Dataset entries:

----

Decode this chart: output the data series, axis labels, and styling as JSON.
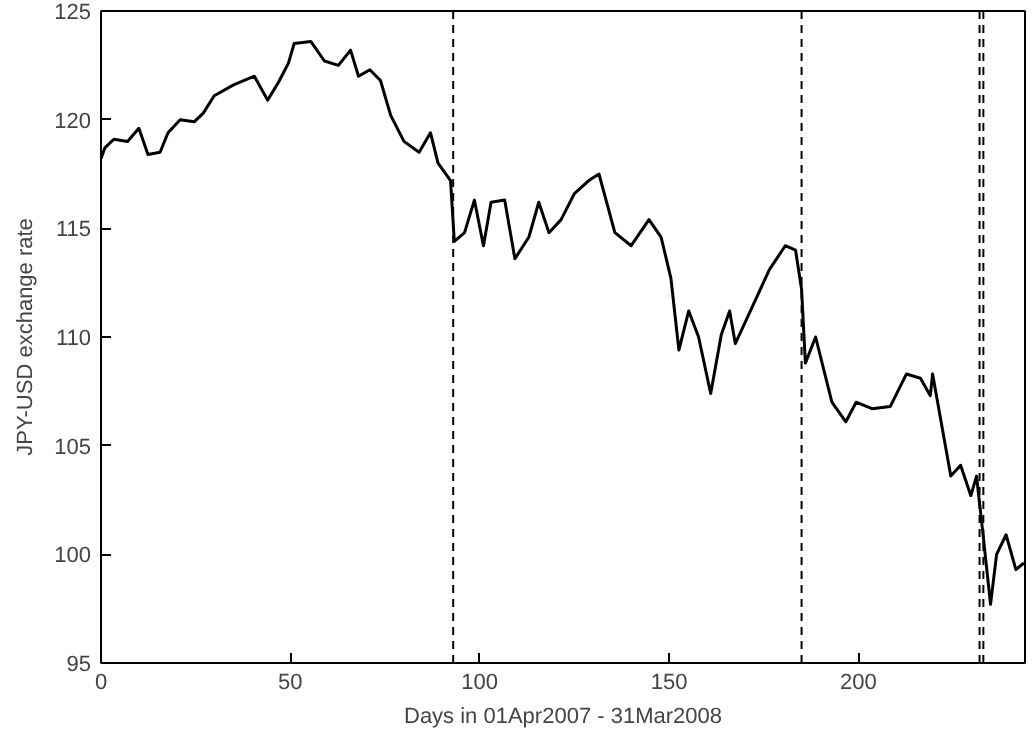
{
  "chart_data": {
    "type": "line",
    "xlabel": "Days in 01Apr2007 - 31Mar2008",
    "ylabel": "JPY-USD exchange rate",
    "xlim": [
      0,
      244
    ],
    "ylim": [
      95,
      125
    ],
    "xticks": [
      0,
      50,
      100,
      150,
      200
    ],
    "yticks": [
      95,
      100,
      105,
      110,
      115,
      120,
      125
    ],
    "grid": false,
    "marker": "none",
    "line_style": "solid",
    "series": [
      {
        "color": "#000000",
        "x": [
          0,
          1,
          3.4,
          7,
          10,
          12.4,
          15.6,
          17.7,
          20.9,
          24.6,
          27,
          29.9,
          35,
          40.5,
          44,
          46.8,
          49.5,
          51,
          55.4,
          59,
          62.7,
          65.9,
          68,
          71,
          73.8,
          76.5,
          80,
          84,
          87,
          89,
          92.3,
          93.3,
          96,
          98.6,
          101,
          103,
          106.6,
          109.3,
          113,
          115.6,
          118.3,
          121.5,
          125,
          128.8,
          131.5,
          135.7,
          140,
          144.7,
          147.9,
          150.5,
          152.6,
          155.2,
          157.8,
          161,
          163.8,
          166,
          167.5,
          172.8,
          176.5,
          180.7,
          183.4,
          185,
          186,
          188.7,
          193,
          196.7,
          199.4,
          203.6,
          208.4,
          212.7,
          216.4,
          219,
          219.6,
          224.4,
          227,
          229.7,
          231.2,
          232.8,
          234.9,
          236.5,
          239,
          241.6,
          243.7
        ],
        "values": [
          118.2,
          118.7,
          119.1,
          119.0,
          119.6,
          118.4,
          118.5,
          119.4,
          120.0,
          119.9,
          120.3,
          121.1,
          121.6,
          122.0,
          120.9,
          121.7,
          122.6,
          123.5,
          123.6,
          122.7,
          122.5,
          123.2,
          122.0,
          122.3,
          121.8,
          120.2,
          119.0,
          118.5,
          119.4,
          118.0,
          117.2,
          114.4,
          114.8,
          116.3,
          114.2,
          116.2,
          116.3,
          113.6,
          114.6,
          116.2,
          114.8,
          115.4,
          116.6,
          117.2,
          117.5,
          114.8,
          114.2,
          115.4,
          114.6,
          112.7,
          109.4,
          111.2,
          110.0,
          107.4,
          110.1,
          111.2,
          109.7,
          111.7,
          113.1,
          114.2,
          114.0,
          112.2,
          108.8,
          110.0,
          107.0,
          106.1,
          107.0,
          106.7,
          106.8,
          108.3,
          108.1,
          107.3,
          108.3,
          103.6,
          104.1,
          102.7,
          103.6,
          101.1,
          97.7,
          100.0,
          100.9,
          99.3,
          99.6
        ]
      }
    ],
    "ref_lines": [
      {
        "axis": "x",
        "value": 93,
        "color": "#000000",
        "line_style": "dashed"
      },
      {
        "axis": "x",
        "value": 185,
        "color": "#000000",
        "line_style": "dashed"
      },
      {
        "axis": "x",
        "value": 232,
        "color": "#000000",
        "line_style": "dashed"
      },
      {
        "axis": "x",
        "value": 233,
        "color": "#000000",
        "line_style": "dashed"
      }
    ]
  }
}
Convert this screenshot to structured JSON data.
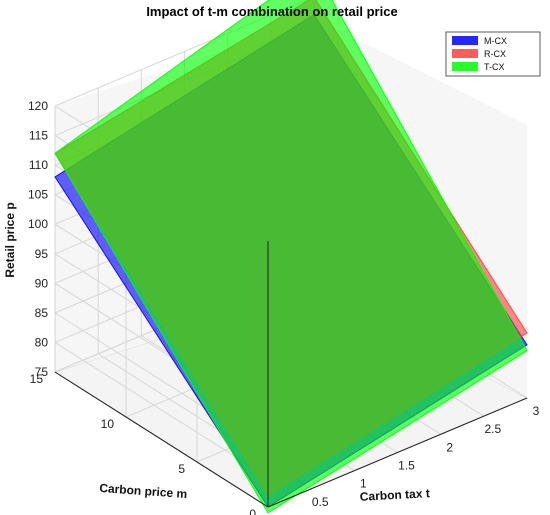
{
  "chart_data": {
    "type": "surface",
    "title": "Impact of t-m combination on retail price",
    "xlabel": "Carbon tax t",
    "ylabel": "Carbon price m",
    "zlabel": "Retail price p",
    "xlim": [
      0,
      3
    ],
    "ylim": [
      0,
      15
    ],
    "zlim": [
      75,
      120
    ],
    "x_ticks": [
      "0",
      "0.5",
      "1",
      "1.5",
      "2",
      "2.5",
      "3"
    ],
    "y_ticks": [
      "0",
      "5",
      "10",
      "15"
    ],
    "z_ticks": [
      "75",
      "80",
      "85",
      "90",
      "95",
      "100",
      "105",
      "110",
      "115",
      "120"
    ],
    "grid": true,
    "legend_position": "top-right",
    "series": [
      {
        "name": "M-CX",
        "color": "#0000ff",
        "corners": {
          "t0_m0": 75,
          "t3_m0": 84,
          "t0_m15": 108,
          "t3_m15": 117
        }
      },
      {
        "name": "R-CX",
        "color": "#ff4040",
        "corners": {
          "t0_m0": 77,
          "t3_m0": 86,
          "t0_m15": 112,
          "t3_m15": 120
        }
      },
      {
        "name": "T-CX",
        "color": "#00ff00",
        "corners": {
          "t0_m0": 74,
          "t3_m0": 83,
          "t0_m15": 112,
          "t3_m15": 125
        }
      }
    ]
  }
}
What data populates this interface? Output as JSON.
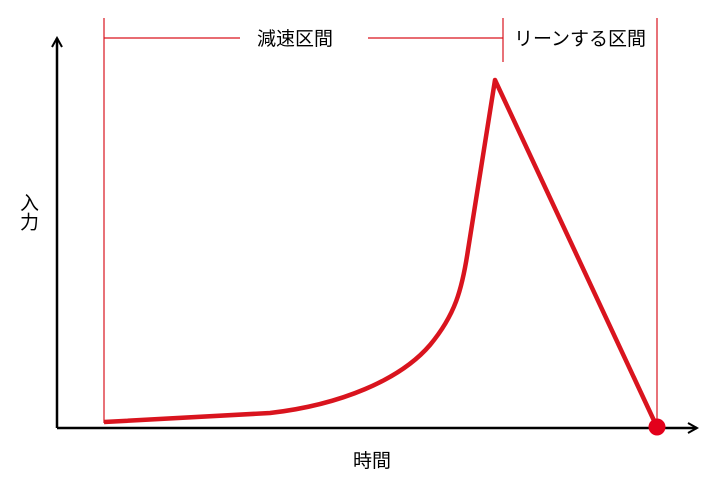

----

WHAT THE EXERCISE ASKS: Keep every word of the data as it is when you write it out, but drop the pictures.

ANSWER:
Decode this chart: output the data series, axis labels, and styling as JSON.
{
  "chart_data": {
    "type": "line",
    "xlabel": "Days in 01Apr2007 - 31Mar2008",
    "ylabel": "JPY-USD exchange rate",
    "xlim": [
      0,
      244
    ],
    "ylim": [
      95,
      125
    ],
    "xticks": [
      0,
      50,
      100,
      150,
      200
    ],
    "yticks": [
      95,
      100,
      105,
      110,
      115,
      120,
      125
    ],
    "grid": false,
    "marker": "none",
    "line_style": "solid",
    "series": [
      {
        "color": "#000000",
        "x": [
          0,
          1,
          3.4,
          7,
          10,
          12.4,
          15.6,
          17.7,
          20.9,
          24.6,
          27,
          29.9,
          35,
          40.5,
          44,
          46.8,
          49.5,
          51,
          55.4,
          59,
          62.7,
          65.9,
          68,
          71,
          73.8,
          76.5,
          80,
          84,
          87,
          89,
          92.3,
          93.3,
          96,
          98.6,
          101,
          103,
          106.6,
          109.3,
          113,
          115.6,
          118.3,
          121.5,
          125,
          128.8,
          131.5,
          135.7,
          140,
          144.7,
          147.9,
          150.5,
          152.6,
          155.2,
          157.8,
          161,
          163.8,
          166,
          167.5,
          172.8,
          176.5,
          180.7,
          183.4,
          185,
          186,
          188.7,
          193,
          196.7,
          199.4,
          203.6,
          208.4,
          212.7,
          216.4,
          219,
          219.6,
          224.4,
          227,
          229.7,
          231.2,
          232.8,
          234.9,
          236.5,
          239,
          241.6,
          243.7
        ],
        "values": [
          118.2,
          118.7,
          119.1,
          119.0,
          119.6,
          118.4,
          118.5,
          119.4,
          120.0,
          119.9,
          120.3,
          121.1,
          121.6,
          122.0,
          120.9,
          121.7,
          122.6,
          123.5,
          123.6,
          122.7,
          122.5,
          123.2,
          122.0,
          122.3,
          121.8,
          120.2,
          119.0,
          118.5,
          119.4,
          118.0,
          117.2,
          114.4,
          114.8,
          116.3,
          114.2,
          116.2,
          116.3,
          113.6,
          114.6,
          116.2,
          114.8,
          115.4,
          116.6,
          117.2,
          117.5,
          114.8,
          114.2,
          115.4,
          114.6,
          112.7,
          109.4,
          111.2,
          110.0,
          107.4,
          110.1,
          111.2,
          109.7,
          111.7,
          113.1,
          114.2,
          114.0,
          112.2,
          108.8,
          110.0,
          107.0,
          106.1,
          107.0,
          106.7,
          106.8,
          108.3,
          108.1,
          107.3,
          108.3,
          103.6,
          104.1,
          102.7,
          103.6,
          101.1,
          97.7,
          100.0,
          100.9,
          99.3,
          99.6
        ]
      }
    ],
    "ref_lines": [
      {
        "axis": "x",
        "value": 93,
        "color": "#000000",
        "line_style": "dashed"
      },
      {
        "axis": "x",
        "value": 185,
        "color": "#000000",
        "line_style": "dashed"
      },
      {
        "axis": "x",
        "value": 232,
        "color": "#000000",
        "line_style": "dashed"
      },
      {
        "axis": "x",
        "value": 233,
        "color": "#000000",
        "line_style": "dashed"
      }
    ]
  }
}
Convert this screenshot to structured JSON data.
{
  "chart_data": {
    "type": "surface",
    "title": "Impact of t-m combination on retail price",
    "xlabel": "Carbon tax t",
    "ylabel": "Carbon price m",
    "zlabel": "Retail price p",
    "xlim": [
      0,
      3
    ],
    "ylim": [
      0,
      15
    ],
    "zlim": [
      75,
      120
    ],
    "x_ticks": [
      "0",
      "0.5",
      "1",
      "1.5",
      "2",
      "2.5",
      "3"
    ],
    "y_ticks": [
      "0",
      "5",
      "10",
      "15"
    ],
    "z_ticks": [
      "75",
      "80",
      "85",
      "90",
      "95",
      "100",
      "105",
      "110",
      "115",
      "120"
    ],
    "grid": true,
    "legend_position": "top-right",
    "series": [
      {
        "name": "M-CX",
        "color": "#0000ff",
        "corners": {
          "t0_m0": 75,
          "t3_m0": 84,
          "t0_m15": 108,
          "t3_m15": 117
        }
      },
      {
        "name": "R-CX",
        "color": "#ff4040",
        "corners": {
          "t0_m0": 77,
          "t3_m0": 86,
          "t0_m15": 112,
          "t3_m15": 120
        }
      },
      {
        "name": "T-CX",
        "color": "#00ff00",
        "corners": {
          "t0_m0": 74,
          "t3_m0": 83,
          "t0_m15": 112,
          "t3_m15": 125
        }
      }
    ]
  }
}
What data populates this interface? Output as JSON.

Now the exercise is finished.